STATED TASK:
Below are some records. Copy every line in them that holds "Johnson".

RECORDS FOR THE EXERCISE:
* BEGIN *
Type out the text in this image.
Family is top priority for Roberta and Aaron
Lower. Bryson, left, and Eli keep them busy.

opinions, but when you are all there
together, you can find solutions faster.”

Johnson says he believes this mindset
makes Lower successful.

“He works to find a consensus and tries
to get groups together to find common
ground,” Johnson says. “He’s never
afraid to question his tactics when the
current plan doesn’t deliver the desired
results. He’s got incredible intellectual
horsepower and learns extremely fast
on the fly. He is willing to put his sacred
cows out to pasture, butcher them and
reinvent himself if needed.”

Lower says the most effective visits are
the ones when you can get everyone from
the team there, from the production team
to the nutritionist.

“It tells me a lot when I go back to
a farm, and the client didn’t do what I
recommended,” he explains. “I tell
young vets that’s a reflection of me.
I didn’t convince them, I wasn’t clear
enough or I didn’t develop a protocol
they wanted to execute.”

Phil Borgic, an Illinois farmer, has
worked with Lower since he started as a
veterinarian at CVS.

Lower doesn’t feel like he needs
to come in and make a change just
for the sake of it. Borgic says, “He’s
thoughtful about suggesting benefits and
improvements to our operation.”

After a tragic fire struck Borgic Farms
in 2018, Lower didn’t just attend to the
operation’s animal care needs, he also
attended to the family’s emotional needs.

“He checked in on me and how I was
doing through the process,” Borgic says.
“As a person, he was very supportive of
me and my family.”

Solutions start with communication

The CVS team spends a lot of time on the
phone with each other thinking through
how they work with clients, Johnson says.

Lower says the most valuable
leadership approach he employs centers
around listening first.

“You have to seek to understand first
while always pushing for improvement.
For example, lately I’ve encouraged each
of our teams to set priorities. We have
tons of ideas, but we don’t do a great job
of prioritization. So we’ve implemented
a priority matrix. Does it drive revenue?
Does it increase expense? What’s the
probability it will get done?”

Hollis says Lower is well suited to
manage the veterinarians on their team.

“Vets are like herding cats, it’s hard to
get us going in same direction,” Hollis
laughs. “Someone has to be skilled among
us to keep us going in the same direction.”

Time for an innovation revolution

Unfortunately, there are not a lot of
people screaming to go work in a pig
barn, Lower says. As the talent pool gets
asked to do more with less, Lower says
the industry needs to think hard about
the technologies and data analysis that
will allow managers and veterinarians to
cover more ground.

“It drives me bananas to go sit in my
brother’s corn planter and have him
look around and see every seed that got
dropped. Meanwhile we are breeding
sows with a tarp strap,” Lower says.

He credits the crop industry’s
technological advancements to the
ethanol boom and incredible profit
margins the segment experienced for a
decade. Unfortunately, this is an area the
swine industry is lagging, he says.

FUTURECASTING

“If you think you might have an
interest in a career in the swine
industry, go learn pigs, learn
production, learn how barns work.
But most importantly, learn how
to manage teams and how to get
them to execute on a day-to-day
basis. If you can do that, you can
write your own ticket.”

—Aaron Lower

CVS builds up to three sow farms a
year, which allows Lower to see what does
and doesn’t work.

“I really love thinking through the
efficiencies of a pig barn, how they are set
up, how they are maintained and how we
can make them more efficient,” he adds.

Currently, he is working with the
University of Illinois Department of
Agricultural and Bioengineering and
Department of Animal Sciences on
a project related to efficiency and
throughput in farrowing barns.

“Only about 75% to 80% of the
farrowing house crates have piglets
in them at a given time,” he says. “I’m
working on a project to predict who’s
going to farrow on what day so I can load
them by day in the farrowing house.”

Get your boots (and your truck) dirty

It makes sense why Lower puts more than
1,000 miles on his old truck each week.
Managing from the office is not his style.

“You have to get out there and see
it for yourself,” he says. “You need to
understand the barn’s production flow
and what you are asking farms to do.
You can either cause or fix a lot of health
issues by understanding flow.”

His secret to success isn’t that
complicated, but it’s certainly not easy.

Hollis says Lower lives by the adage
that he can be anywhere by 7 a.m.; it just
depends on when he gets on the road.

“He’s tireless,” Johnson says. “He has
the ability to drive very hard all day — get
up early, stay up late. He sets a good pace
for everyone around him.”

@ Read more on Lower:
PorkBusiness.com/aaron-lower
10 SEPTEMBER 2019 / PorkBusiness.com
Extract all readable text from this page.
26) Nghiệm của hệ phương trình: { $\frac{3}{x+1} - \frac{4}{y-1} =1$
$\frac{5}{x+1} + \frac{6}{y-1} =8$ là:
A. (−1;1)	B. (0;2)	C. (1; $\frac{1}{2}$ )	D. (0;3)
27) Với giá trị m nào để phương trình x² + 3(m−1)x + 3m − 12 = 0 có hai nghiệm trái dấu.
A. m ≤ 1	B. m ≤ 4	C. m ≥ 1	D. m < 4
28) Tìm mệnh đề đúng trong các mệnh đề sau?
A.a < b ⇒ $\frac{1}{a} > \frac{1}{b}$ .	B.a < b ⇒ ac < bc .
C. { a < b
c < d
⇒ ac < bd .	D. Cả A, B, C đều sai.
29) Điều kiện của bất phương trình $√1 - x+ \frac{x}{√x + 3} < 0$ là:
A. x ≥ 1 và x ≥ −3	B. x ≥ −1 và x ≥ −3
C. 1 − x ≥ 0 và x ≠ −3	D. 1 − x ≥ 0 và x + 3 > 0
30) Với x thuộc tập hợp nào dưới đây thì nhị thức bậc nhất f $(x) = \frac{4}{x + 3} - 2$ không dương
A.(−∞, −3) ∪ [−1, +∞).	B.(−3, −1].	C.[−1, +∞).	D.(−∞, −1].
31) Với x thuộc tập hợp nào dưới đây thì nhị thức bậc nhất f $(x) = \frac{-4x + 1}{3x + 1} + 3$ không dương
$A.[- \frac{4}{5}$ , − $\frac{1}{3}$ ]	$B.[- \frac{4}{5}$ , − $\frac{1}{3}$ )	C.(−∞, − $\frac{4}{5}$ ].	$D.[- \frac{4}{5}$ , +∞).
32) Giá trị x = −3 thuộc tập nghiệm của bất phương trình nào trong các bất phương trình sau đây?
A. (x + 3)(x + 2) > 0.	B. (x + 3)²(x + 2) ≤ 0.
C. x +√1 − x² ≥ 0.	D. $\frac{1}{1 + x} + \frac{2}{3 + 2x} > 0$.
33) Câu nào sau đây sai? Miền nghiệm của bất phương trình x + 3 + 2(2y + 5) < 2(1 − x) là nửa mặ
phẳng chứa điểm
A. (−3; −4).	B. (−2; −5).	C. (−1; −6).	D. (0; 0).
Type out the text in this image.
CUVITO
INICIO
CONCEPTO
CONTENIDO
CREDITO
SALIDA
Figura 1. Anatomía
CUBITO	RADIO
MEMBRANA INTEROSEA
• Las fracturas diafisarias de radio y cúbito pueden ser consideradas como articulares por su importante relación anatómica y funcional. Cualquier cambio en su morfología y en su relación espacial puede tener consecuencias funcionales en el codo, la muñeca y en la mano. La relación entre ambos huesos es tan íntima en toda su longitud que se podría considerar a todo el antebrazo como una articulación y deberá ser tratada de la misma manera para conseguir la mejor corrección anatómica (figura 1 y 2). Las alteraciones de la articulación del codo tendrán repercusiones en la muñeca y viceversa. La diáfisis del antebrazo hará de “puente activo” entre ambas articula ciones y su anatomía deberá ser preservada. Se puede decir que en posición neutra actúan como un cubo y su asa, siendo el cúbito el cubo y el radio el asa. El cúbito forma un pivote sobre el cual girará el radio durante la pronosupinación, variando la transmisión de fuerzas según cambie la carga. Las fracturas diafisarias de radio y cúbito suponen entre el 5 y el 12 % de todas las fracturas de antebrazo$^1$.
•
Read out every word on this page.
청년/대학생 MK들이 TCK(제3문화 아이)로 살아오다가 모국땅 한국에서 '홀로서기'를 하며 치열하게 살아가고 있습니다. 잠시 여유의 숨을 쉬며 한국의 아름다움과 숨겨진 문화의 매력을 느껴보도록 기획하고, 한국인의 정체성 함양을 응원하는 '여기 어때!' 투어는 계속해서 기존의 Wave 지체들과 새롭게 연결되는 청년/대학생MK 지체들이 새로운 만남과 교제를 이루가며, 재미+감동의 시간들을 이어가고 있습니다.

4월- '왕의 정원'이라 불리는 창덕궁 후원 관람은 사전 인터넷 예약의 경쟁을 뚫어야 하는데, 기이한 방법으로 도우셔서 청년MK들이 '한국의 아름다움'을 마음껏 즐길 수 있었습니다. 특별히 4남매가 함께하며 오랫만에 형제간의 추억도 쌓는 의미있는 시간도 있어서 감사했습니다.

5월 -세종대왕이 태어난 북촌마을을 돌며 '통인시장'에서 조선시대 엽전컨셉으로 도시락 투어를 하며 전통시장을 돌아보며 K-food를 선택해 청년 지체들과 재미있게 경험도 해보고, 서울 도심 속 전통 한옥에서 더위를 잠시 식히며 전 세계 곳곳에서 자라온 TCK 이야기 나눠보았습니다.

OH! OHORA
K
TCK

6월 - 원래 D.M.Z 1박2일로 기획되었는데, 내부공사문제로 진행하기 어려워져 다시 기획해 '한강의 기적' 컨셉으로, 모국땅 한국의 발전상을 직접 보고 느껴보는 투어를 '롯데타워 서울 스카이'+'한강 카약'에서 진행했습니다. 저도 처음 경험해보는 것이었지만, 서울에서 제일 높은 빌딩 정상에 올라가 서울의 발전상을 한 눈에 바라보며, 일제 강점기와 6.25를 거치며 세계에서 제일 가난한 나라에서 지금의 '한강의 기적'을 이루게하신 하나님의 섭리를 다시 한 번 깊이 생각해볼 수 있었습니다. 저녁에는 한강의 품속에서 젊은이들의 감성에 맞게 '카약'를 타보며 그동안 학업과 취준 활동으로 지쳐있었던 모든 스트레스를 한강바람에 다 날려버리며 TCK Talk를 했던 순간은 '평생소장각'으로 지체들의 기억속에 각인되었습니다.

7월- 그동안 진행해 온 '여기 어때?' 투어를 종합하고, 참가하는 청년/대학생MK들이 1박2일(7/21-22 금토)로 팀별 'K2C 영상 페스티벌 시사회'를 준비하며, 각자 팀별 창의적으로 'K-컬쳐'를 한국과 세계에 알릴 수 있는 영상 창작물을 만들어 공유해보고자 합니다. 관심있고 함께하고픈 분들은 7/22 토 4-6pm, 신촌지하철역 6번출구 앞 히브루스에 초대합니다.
* END *
SOLUTION TO THE EXERCISE:
Johnson says he believes this mindset
ground,” Johnson says. “He’s never
how they work with clients, Johnson says.
“He’s tireless,” Johnson says. “He has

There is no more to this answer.